··· Material provided ···
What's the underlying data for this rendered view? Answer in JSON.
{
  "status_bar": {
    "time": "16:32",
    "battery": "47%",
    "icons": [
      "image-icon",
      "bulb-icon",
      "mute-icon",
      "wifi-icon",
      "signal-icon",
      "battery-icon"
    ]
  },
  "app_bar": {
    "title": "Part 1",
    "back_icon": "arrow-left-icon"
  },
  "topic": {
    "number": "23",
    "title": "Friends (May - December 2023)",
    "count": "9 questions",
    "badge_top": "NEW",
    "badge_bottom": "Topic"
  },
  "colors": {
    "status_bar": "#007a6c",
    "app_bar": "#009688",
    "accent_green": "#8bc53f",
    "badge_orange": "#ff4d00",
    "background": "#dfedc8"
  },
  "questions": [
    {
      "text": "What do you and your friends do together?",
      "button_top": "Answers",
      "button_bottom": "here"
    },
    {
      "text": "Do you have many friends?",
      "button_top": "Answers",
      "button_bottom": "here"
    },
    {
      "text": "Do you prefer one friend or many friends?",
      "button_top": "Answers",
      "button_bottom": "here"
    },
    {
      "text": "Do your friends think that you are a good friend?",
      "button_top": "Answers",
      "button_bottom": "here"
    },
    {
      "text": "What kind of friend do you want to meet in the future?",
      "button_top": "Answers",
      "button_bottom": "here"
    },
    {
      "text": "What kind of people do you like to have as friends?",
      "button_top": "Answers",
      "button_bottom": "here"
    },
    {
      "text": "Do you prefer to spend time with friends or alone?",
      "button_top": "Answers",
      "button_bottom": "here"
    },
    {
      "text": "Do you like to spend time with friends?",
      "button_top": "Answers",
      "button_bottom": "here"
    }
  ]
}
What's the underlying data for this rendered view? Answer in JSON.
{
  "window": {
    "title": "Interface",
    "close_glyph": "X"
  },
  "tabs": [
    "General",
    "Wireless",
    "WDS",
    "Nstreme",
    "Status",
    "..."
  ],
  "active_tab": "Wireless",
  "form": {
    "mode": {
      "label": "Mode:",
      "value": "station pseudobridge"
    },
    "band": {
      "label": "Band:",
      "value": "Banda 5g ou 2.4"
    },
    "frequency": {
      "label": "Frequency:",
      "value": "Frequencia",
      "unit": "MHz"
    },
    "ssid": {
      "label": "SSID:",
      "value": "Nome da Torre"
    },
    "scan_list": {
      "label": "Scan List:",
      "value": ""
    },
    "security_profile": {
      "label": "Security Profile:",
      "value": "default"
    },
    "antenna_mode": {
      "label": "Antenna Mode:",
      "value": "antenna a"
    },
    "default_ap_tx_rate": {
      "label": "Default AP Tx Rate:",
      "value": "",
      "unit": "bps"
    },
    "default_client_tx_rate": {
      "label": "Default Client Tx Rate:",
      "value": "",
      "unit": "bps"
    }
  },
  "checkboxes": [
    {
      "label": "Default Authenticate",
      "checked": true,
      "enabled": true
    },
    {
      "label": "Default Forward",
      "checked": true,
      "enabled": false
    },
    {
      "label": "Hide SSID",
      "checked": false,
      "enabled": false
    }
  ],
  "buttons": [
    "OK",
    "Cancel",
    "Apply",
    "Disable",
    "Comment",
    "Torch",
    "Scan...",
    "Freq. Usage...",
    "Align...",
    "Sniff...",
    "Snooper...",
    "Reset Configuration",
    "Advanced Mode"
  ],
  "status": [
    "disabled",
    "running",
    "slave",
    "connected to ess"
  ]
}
···
→ **Exercise**
Please copy out each record, character for character.

→ **Response for this exercise**
What's the underlying data for this rendered view? Answer in JSON.
{
  "status_bar": {
    "time": "16:32",
    "battery": "47%",
    "icons": [
      "image-icon",
      "bulb-icon",
      "mute-icon",
      "wifi-icon",
      "signal-icon",
      "battery-icon"
    ]
  },
  "app_bar": {
    "title": "Part 1",
    "back_icon": "arrow-left-icon"
  },
  "topic": {
    "number": "23",
    "title": "Friends (May - December 2023)",
    "count": "9 questions",
    "badge_top": "NEW",
    "badge_bottom": "Topic"
  },
  "colors": {
    "status_bar": "#007a6c",
    "app_bar": "#009688",
    "accent_green": "#8bc53f",
    "badge_orange": "#ff4d00",
    "background": "#dfedc8"
  },
  "questions": [
    {
      "text": "What do you and your friends do together?",
      "button_top": "Answers",
      "button_bottom": "here"
    },
    {
      "text": "Do you have many friends?",
      "button_top": "Answers",
      "button_bottom": "here"
    },
    {
      "text": "Do you prefer one friend or many friends?",
      "button_top": "Answers",
      "button_bottom": "here"
    },
    {
      "text": "Do your friends think that you are a good friend?",
      "button_top": "Answers",
      "button_bottom": "here"
    },
    {
      "text": "What kind of friend do you want to meet in the future?",
      "button_top": "Answers",
      "button_bottom": "here"
    },
    {
      "text": "What kind of people do you like to have as friends?",
      "button_top": "Answers",
      "button_bottom": "here"
    },
    {
      "text": "Do you prefer to spend time with friends or alone?",
      "button_top": "Answers",
      "button_bottom": "here"
    },
    {
      "text": "Do you like to spend time with friends?",
      "button_top": "Answers",
      "button_bottom": "here"
    }
  ]
}
What's the underlying data for this rendered view? Answer in JSON.
{
  "window": {
    "title": "Interface",
    "close_glyph": "X"
  },
  "tabs": [
    "General",
    "Wireless",
    "WDS",
    "Nstreme",
    "Status",
    "..."
  ],
  "active_tab": "Wireless",
  "form": {
    "mode": {
      "label": "Mode:",
      "value": "station pseudobridge"
    },
    "band": {
      "label": "Band:",
      "value": "Banda 5g ou 2.4"
    },
    "frequency": {
      "label": "Frequency:",
      "value": "Frequencia",
      "unit": "MHz"
    },
    "ssid": {
      "label": "SSID:",
      "value": "Nome da Torre"
    },
    "scan_list": {
      "label": "Scan List:",
      "value": ""
    },
    "security_profile": {
      "label": "Security Profile:",
      "value": "default"
    },
    "antenna_mode": {
      "label": "Antenna Mode:",
      "value": "antenna a"
    },
    "default_ap_tx_rate": {
      "label": "Default AP Tx Rate:",
      "value": "",
      "unit": "bps"
    },
    "default_client_tx_rate": {
      "label": "Default Client Tx Rate:",
      "value": "",
      "unit": "bps"
    }
  },
  "checkboxes": [
    {
      "label": "Default Authenticate",
      "checked": true,
      "enabled": true
    },
    {
      "label": "Default Forward",
      "checked": true,
      "enabled": false
    },
    {
      "label": "Hide SSID",
      "checked": false,
      "enabled": false
    }
  ],
  "buttons": [
    "OK",
    "Cancel",
    "Apply",
    "Disable",
    "Comment",
    "Torch",
    "Scan...",
    "Freq. Usage...",
    "Align...",
    "Sniff...",
    "Snooper...",
    "Reset Configuration",
    "Advanced Mode"
  ],
  "status": [
    "disabled",
    "running",
    "slave",
    "connected to ess"
  ]
}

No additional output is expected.